Using the records that follow, copy every line containing the word "apply".
------ Extracted data
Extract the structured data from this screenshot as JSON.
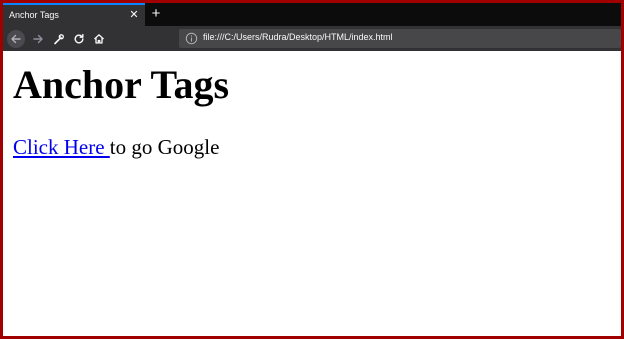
{
  "browser": {
    "tab": {
      "title": "Anchor Tags",
      "close_glyph": "✕"
    },
    "new_tab_glyph": "+",
    "toolbar": {
      "icons": [
        "back-arrow-icon",
        "forward-arrow-icon",
        "wrench-icon",
        "reload-icon",
        "home-icon"
      ]
    },
    "address_bar": {
      "info_icon": "info-icon",
      "url": "file:///C:/Users/Rudra/Desktop/HTML/index.html"
    },
    "colors": {
      "frame_border": "#a00000",
      "tab_strip": "#0c0c0d",
      "toolbar": "#323234",
      "tab_accent": "#0a84ff",
      "link": "#0000ee"
    }
  },
  "page": {
    "heading": "Anchor Tags",
    "link_text": "Click Here ",
    "after_link_text": "to go Google"
  }
}
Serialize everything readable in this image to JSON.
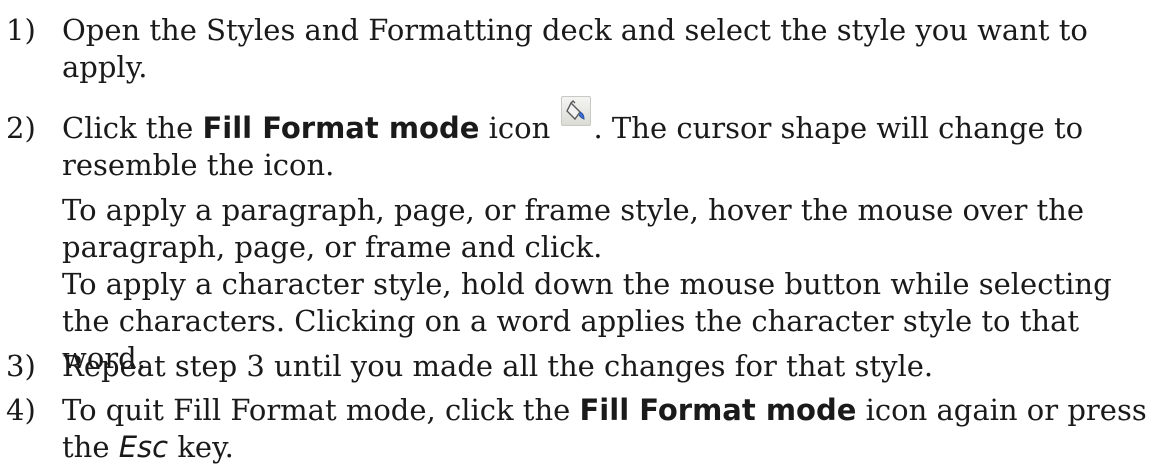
{
  "steps": [
    {
      "number": "1)",
      "line1": "Open the Styles and Formatting deck and select the style you want to",
      "line2": "apply."
    },
    {
      "number": "2)",
      "pre": "Click the ",
      "bold": "Fill Format mode",
      "mid": " icon ",
      "post": ". The cursor shape will change to",
      "line2": "resemble the icon.",
      "icon": "paint-bucket-icon",
      "sub1_line1": "To apply a paragraph, page, or frame style, hover the mouse over the",
      "sub1_line2": "paragraph, page, or frame and click.",
      "sub2_line1": "To apply a character style, hold down the mouse button while selecting",
      "sub2_line2": "the characters. Clicking on a word applies the character style to that",
      "sub2_line3": "word."
    },
    {
      "number": "3)",
      "line1": "Repeat step 3 until you made all the changes for that style."
    },
    {
      "number": "4)",
      "pre": "To quit Fill Format mode, click the ",
      "bold": "Fill Format mode",
      "post": " icon again or press",
      "line2_pre": "the ",
      "line2_italic": "Esc",
      "line2_post": " key."
    }
  ]
}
------------
■ **Reply**:
      "line2": "apply."
      "sub1_line1": "To apply a paragraph, page, or frame style, hover the mouse over the",
      "sub2_line1": "To apply a character style, hold down the mouse button while selecting",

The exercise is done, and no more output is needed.